-- START OF AVAILABLE RECORDS --

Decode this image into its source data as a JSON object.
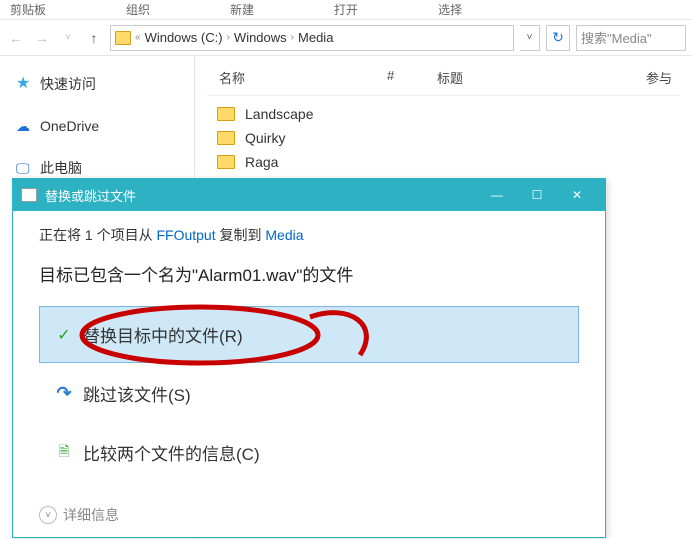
{
  "ribbon": {
    "clipboard": "剪贴板",
    "organize": "组织",
    "new": "新建",
    "open": "打开",
    "select": "选择"
  },
  "navbar": {
    "breadcrumb_prefix": "«",
    "crumb1": "Windows (C:)",
    "crumb2": "Windows",
    "crumb3": "Media",
    "search_placeholder": "搜索\"Media\""
  },
  "sidebar": {
    "quick_access": "快速访问",
    "onedrive": "OneDrive",
    "this_pc": "此电脑"
  },
  "columns": {
    "name": "名称",
    "hash": "#",
    "title": "标题",
    "participants": "参与"
  },
  "files": [
    {
      "name": "Landscape"
    },
    {
      "name": "Quirky"
    },
    {
      "name": "Raga"
    }
  ],
  "dialog": {
    "title": "替换或跳过文件",
    "status_prefix": "正在将 1 个项目从 ",
    "status_from": "FFOutput",
    "status_mid": " 复制到 ",
    "status_to": "Media",
    "conflict_prefix": "目标已包含一个名为\"",
    "conflict_file": "Alarm01.wav",
    "conflict_suffix": "\"的文件",
    "option_replace": "替换目标中的文件(R)",
    "option_skip": "跳过该文件(S)",
    "option_compare": "比较两个文件的信息(C)",
    "details": "详细信息"
  }
}
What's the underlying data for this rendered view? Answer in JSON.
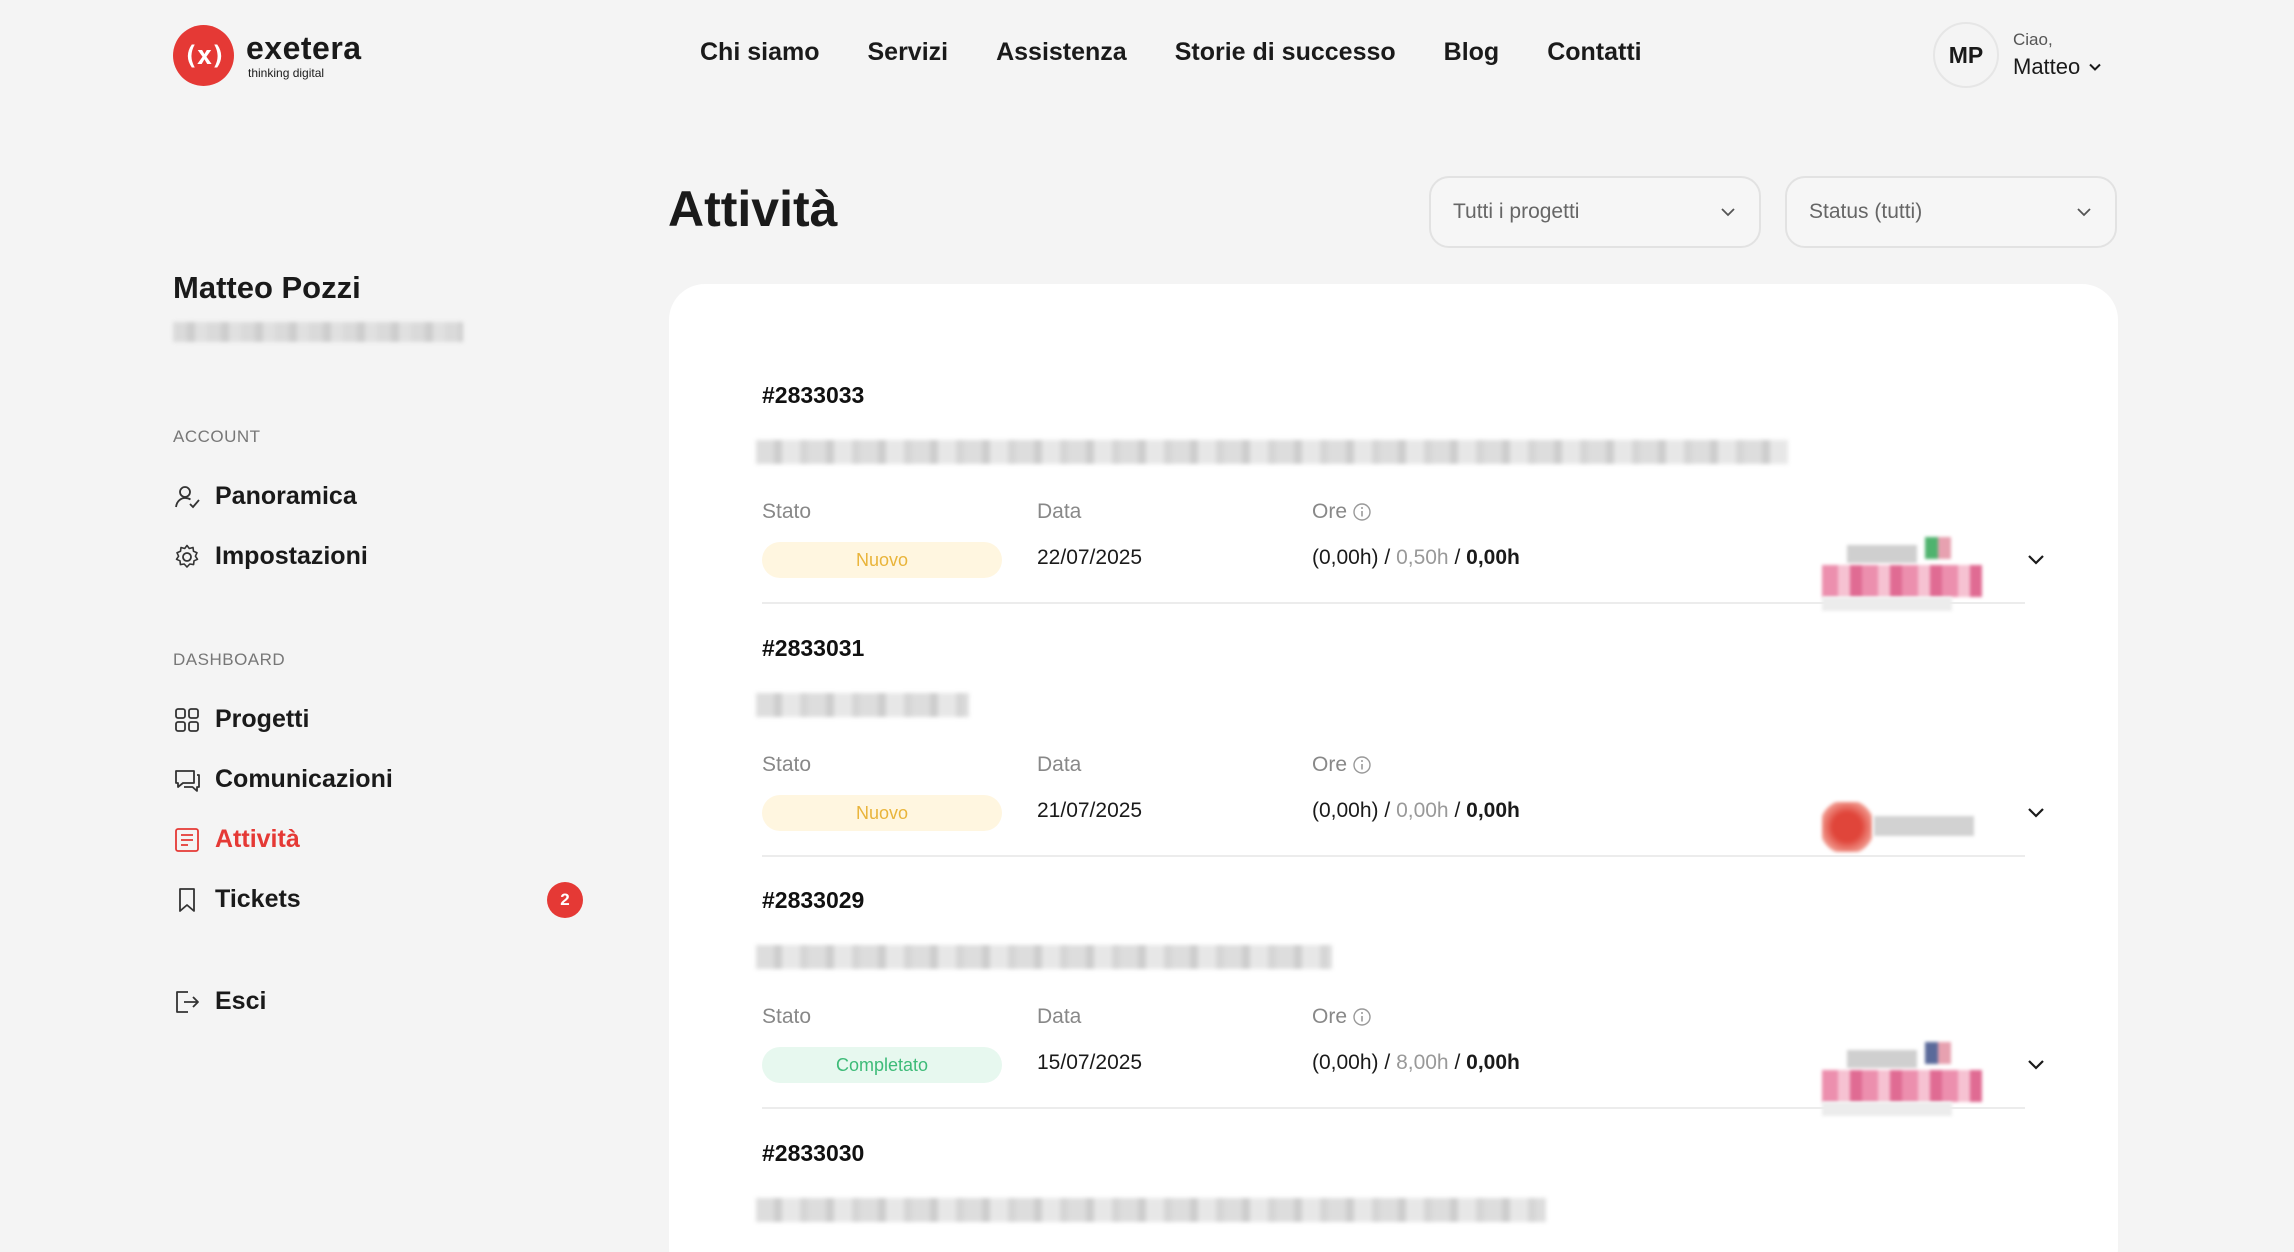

-- END OF AVAILABLE RECORDS --

- _PROMPT_: Transcribe the records above verbatim. Do not carry over any picture.

- _ANSWER TO THIS TASK_:
Decode this image into its source data as a JSON object.
{
  "ribbon": {
    "clipboard": "剪贴板",
    "organize": "组织",
    "new": "新建",
    "open": "打开",
    "select": "选择"
  },
  "navbar": {
    "breadcrumb_prefix": "«",
    "crumb1": "Windows (C:)",
    "crumb2": "Windows",
    "crumb3": "Media",
    "search_placeholder": "搜索\"Media\""
  },
  "sidebar": {
    "quick_access": "快速访问",
    "onedrive": "OneDrive",
    "this_pc": "此电脑"
  },
  "columns": {
    "name": "名称",
    "hash": "#",
    "title": "标题",
    "participants": "参与"
  },
  "files": [
    {
      "name": "Landscape"
    },
    {
      "name": "Quirky"
    },
    {
      "name": "Raga"
    }
  ],
  "dialog": {
    "title": "替换或跳过文件",
    "status_prefix": "正在将 1 个项目从 ",
    "status_from": "FFOutput",
    "status_mid": " 复制到 ",
    "status_to": "Media",
    "conflict_prefix": "目标已包含一个名为\"",
    "conflict_file": "Alarm01.wav",
    "conflict_suffix": "\"的文件",
    "option_replace": "替换目标中的文件(R)",
    "option_skip": "跳过该文件(S)",
    "option_compare": "比较两个文件的信息(C)",
    "details": "详细信息"
  }
}
What's the underlying data for this rendered view? Answer in JSON.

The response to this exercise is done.